Task to carry out
Extract every line of the material that holds the string "Settings".

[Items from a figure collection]
○ ○ ○ ○ ○ ○ ○

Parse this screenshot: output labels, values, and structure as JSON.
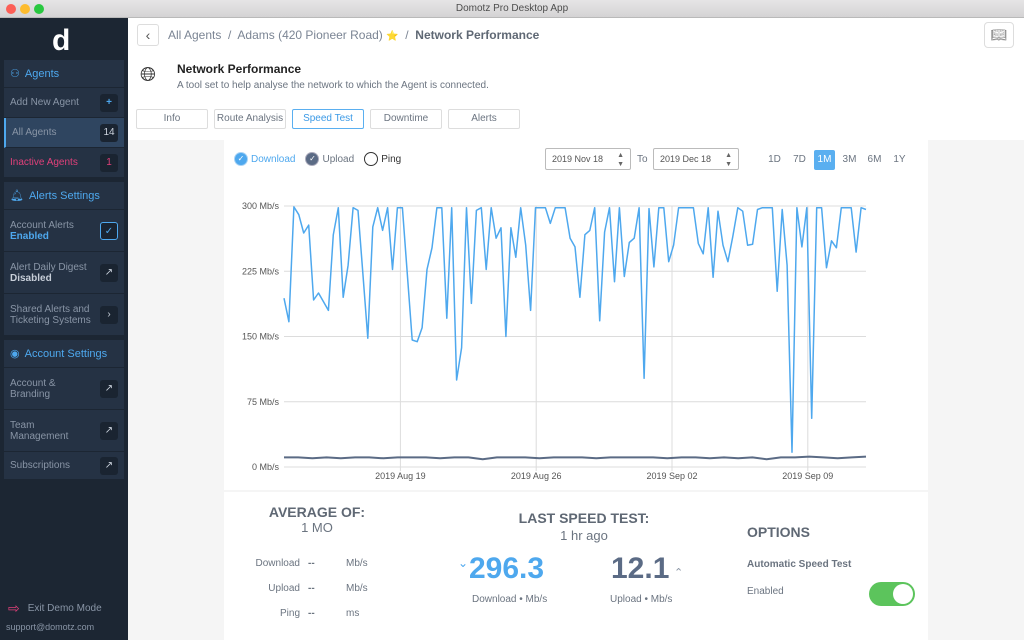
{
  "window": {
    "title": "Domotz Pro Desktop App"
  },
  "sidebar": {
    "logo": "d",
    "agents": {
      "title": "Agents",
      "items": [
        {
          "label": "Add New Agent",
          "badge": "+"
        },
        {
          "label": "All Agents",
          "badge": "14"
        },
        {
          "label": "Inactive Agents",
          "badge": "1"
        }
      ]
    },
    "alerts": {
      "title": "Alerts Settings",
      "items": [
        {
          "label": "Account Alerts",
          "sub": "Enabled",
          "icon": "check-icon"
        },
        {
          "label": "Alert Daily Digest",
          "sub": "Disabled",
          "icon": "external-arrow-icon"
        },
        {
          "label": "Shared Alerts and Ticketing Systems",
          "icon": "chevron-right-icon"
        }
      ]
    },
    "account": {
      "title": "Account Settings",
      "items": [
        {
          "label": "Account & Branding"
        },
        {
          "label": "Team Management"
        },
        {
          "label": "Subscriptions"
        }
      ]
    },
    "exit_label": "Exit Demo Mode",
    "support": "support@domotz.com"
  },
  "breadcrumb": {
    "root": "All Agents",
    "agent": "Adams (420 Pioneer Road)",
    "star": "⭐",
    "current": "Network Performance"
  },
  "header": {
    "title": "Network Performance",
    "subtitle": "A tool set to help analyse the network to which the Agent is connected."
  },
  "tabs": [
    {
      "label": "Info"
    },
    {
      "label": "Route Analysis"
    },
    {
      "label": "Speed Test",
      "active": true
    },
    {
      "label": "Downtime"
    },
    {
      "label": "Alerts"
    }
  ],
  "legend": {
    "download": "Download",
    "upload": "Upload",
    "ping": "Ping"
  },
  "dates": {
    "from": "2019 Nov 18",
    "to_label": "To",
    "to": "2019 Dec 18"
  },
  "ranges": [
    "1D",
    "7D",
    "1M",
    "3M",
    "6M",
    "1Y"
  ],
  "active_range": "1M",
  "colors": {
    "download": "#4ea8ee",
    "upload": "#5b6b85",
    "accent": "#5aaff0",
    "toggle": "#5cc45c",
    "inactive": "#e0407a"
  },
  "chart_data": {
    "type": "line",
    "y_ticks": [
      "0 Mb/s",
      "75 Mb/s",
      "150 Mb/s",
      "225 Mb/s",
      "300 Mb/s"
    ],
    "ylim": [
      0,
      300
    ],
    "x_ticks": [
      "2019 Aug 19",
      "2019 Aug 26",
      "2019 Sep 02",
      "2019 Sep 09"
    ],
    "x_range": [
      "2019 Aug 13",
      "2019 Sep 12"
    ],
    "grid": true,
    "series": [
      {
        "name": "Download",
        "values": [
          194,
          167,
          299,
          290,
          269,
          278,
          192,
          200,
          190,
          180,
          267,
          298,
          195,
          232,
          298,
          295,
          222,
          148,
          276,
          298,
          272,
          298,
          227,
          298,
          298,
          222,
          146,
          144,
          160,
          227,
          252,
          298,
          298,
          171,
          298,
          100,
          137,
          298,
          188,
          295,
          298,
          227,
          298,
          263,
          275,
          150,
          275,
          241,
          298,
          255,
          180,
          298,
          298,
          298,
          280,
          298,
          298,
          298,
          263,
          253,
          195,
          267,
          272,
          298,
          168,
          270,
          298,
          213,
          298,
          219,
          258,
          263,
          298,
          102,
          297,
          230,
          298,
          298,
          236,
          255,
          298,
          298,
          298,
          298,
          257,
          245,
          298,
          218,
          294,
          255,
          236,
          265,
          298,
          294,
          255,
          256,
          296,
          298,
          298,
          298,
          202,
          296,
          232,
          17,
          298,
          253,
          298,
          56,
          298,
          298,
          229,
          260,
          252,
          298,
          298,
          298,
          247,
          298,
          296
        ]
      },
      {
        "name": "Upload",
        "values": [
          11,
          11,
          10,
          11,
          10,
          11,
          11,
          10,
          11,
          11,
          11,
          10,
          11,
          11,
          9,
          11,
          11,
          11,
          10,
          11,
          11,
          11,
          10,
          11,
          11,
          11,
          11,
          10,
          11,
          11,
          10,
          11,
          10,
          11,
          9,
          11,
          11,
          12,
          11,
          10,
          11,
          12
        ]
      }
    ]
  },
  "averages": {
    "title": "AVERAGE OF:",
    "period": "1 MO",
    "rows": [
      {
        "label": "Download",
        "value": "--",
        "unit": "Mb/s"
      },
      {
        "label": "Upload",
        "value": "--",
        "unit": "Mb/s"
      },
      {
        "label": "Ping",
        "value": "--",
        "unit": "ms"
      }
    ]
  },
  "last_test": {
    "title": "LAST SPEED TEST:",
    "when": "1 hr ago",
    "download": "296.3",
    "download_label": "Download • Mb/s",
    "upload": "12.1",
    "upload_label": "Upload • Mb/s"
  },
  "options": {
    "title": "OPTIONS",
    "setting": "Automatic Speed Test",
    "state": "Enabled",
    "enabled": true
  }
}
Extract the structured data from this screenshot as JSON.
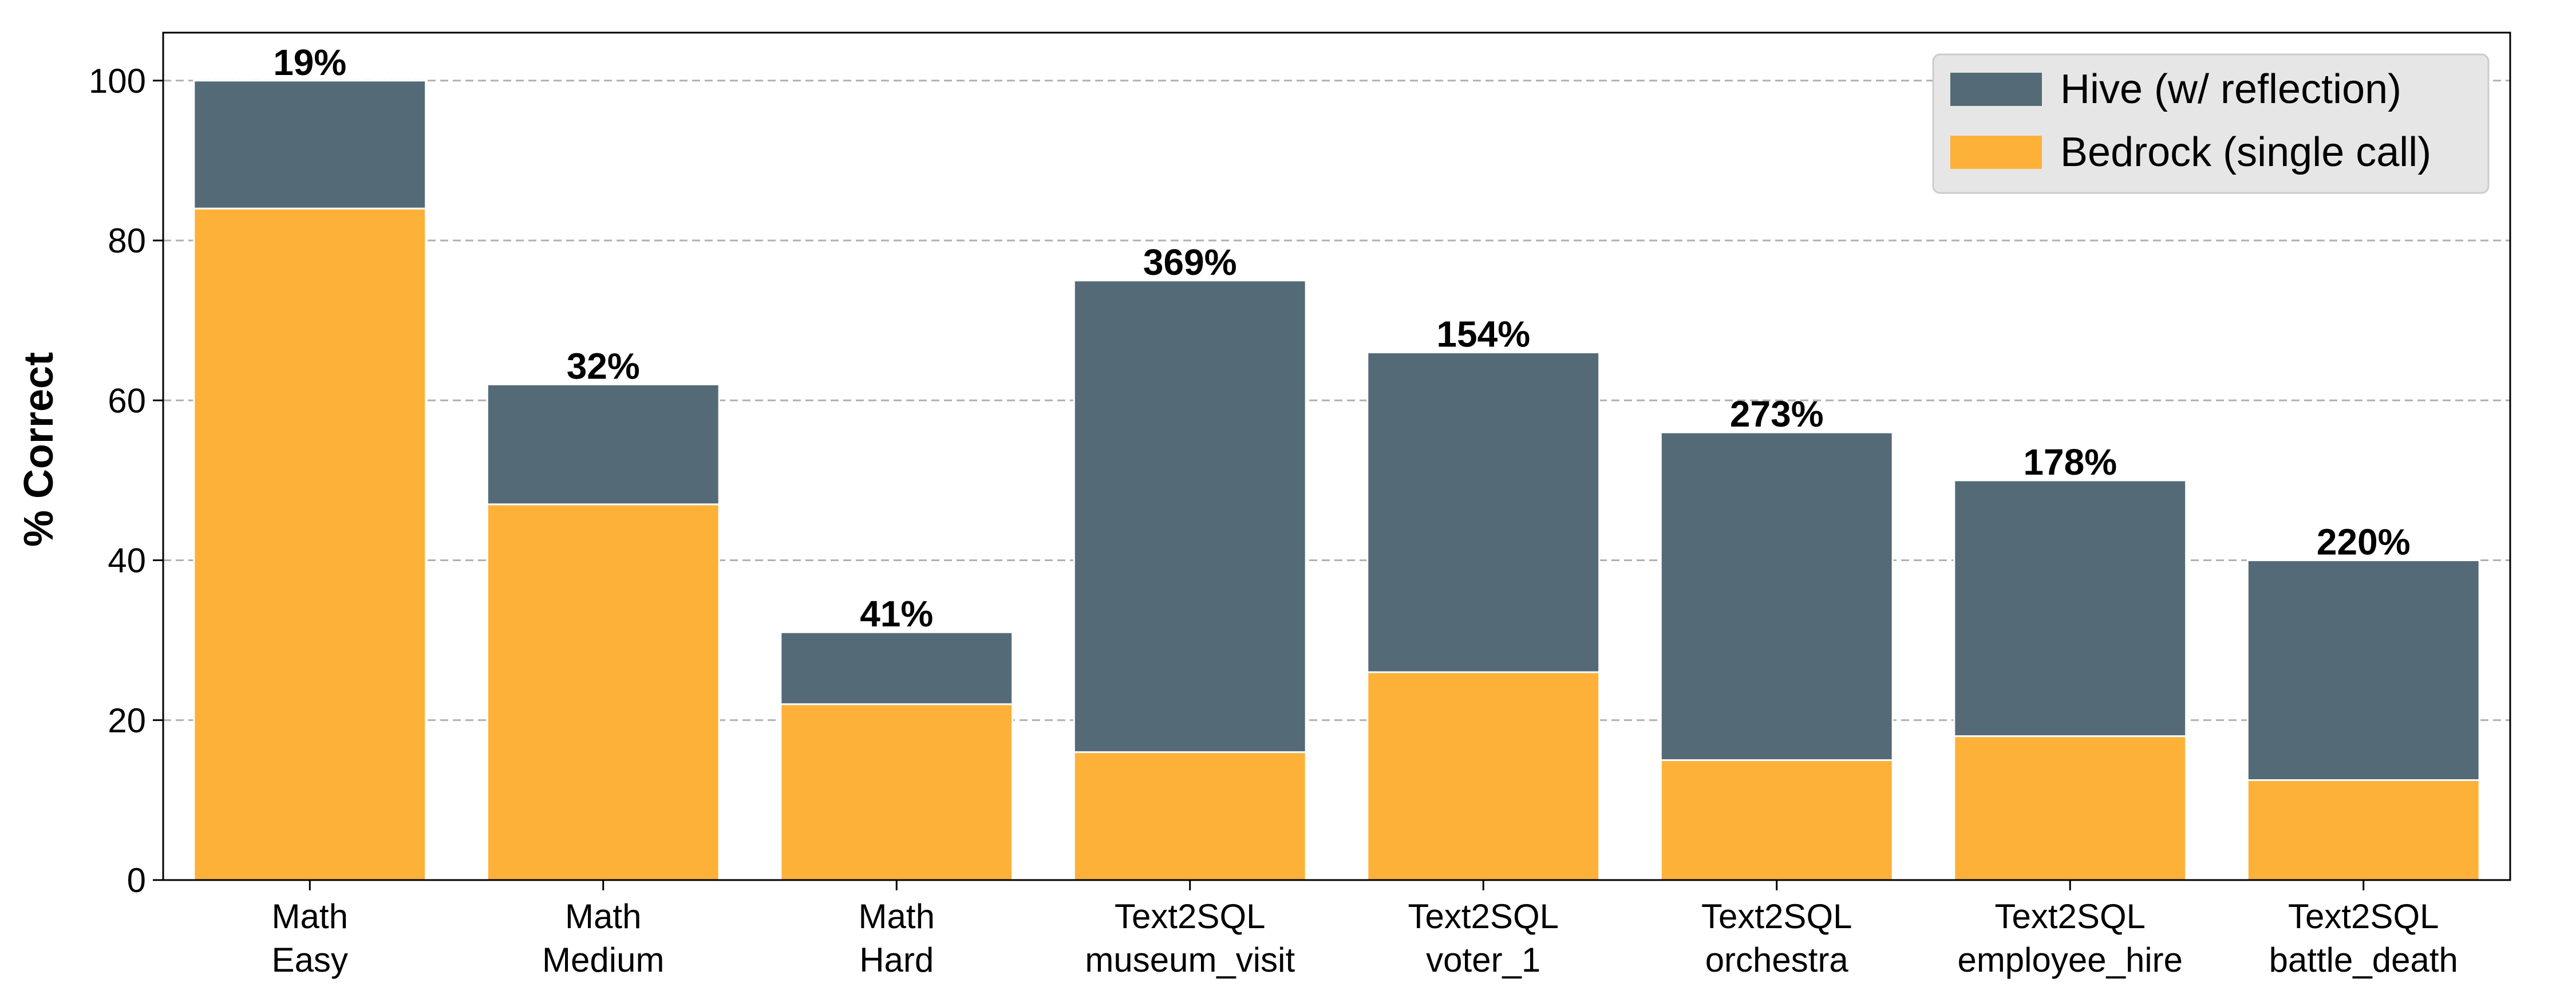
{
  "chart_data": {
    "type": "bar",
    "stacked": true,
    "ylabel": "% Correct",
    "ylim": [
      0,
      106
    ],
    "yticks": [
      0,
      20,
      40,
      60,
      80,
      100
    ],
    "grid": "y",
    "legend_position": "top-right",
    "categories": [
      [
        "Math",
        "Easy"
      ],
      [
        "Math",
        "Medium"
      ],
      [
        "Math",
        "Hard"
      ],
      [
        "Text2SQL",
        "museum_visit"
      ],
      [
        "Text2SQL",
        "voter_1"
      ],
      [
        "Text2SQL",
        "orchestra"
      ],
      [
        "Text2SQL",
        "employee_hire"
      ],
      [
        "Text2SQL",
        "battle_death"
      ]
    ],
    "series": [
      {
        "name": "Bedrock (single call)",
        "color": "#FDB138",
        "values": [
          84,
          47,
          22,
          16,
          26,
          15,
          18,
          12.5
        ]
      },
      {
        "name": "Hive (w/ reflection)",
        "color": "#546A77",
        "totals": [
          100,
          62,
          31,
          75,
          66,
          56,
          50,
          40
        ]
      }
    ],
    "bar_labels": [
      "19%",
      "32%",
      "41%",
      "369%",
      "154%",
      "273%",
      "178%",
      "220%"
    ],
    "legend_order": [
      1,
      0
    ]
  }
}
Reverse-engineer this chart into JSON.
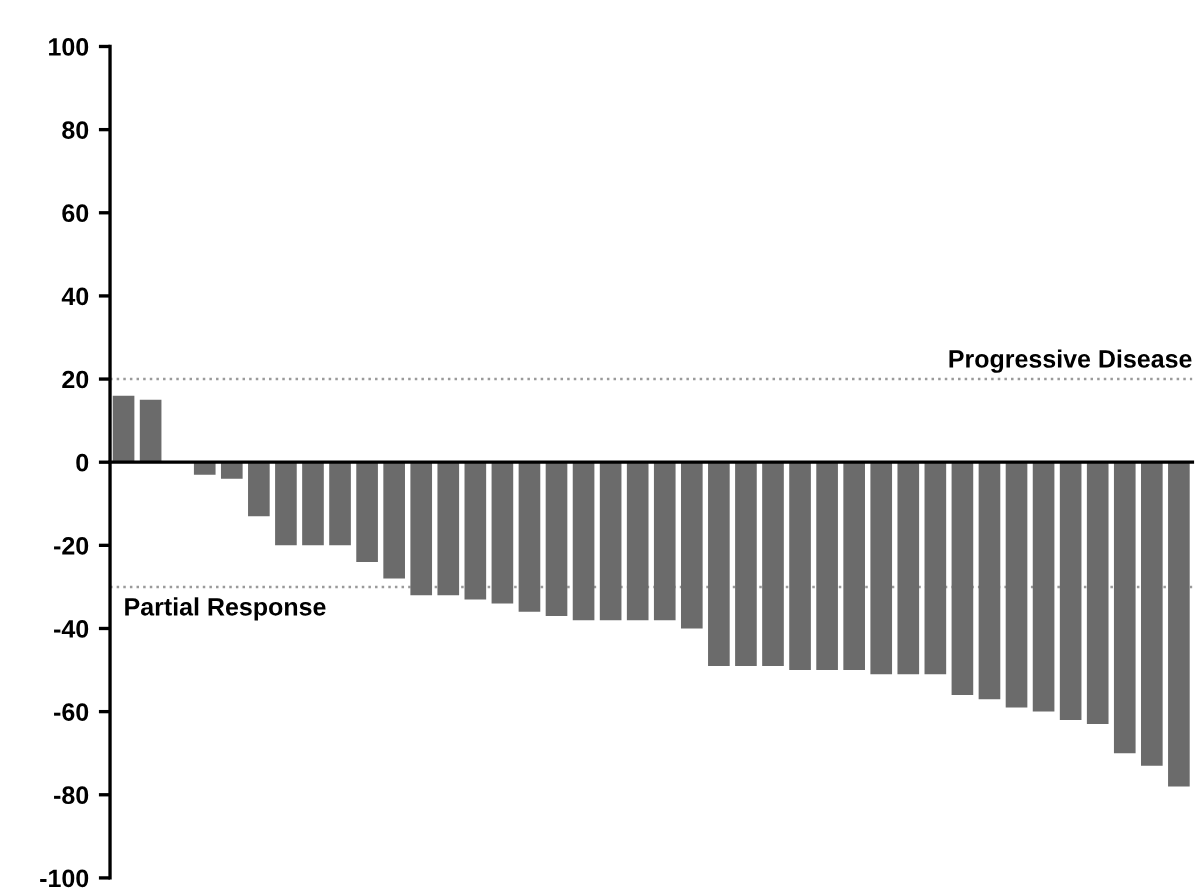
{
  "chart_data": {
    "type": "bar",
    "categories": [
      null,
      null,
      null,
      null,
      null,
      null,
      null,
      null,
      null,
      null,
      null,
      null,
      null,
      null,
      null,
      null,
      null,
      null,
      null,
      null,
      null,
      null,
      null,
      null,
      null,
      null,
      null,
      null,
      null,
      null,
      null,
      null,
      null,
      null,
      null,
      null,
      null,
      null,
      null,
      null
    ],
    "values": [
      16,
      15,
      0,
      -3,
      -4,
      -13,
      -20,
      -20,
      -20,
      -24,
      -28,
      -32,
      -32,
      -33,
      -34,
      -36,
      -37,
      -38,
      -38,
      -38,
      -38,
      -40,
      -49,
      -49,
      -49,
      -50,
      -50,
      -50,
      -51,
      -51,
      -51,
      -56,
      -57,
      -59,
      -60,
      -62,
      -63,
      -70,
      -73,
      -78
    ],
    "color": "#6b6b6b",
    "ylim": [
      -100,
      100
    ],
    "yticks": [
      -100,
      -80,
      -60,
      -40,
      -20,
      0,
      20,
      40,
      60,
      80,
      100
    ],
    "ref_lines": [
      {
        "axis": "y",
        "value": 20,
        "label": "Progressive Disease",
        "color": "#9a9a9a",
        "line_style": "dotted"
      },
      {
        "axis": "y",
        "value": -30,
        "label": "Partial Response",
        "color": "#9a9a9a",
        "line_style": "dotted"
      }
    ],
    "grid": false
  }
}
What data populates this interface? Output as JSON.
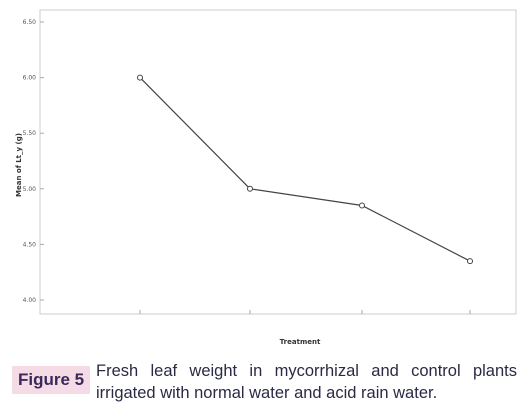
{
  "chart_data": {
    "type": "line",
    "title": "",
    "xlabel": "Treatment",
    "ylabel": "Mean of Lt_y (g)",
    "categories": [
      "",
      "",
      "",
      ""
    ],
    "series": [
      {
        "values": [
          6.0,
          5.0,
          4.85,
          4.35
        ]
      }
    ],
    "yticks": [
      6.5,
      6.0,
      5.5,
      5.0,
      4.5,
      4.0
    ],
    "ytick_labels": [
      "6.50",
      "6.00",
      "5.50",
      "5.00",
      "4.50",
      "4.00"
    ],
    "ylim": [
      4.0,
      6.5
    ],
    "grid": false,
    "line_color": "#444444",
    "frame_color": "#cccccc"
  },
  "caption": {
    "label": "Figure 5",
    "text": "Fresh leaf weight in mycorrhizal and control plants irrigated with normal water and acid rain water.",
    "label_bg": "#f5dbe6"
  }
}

○ ○ ○ ○ ○ ○ ○

Solution
      "title": "Alerts Settings",
      "title": "Account Settings",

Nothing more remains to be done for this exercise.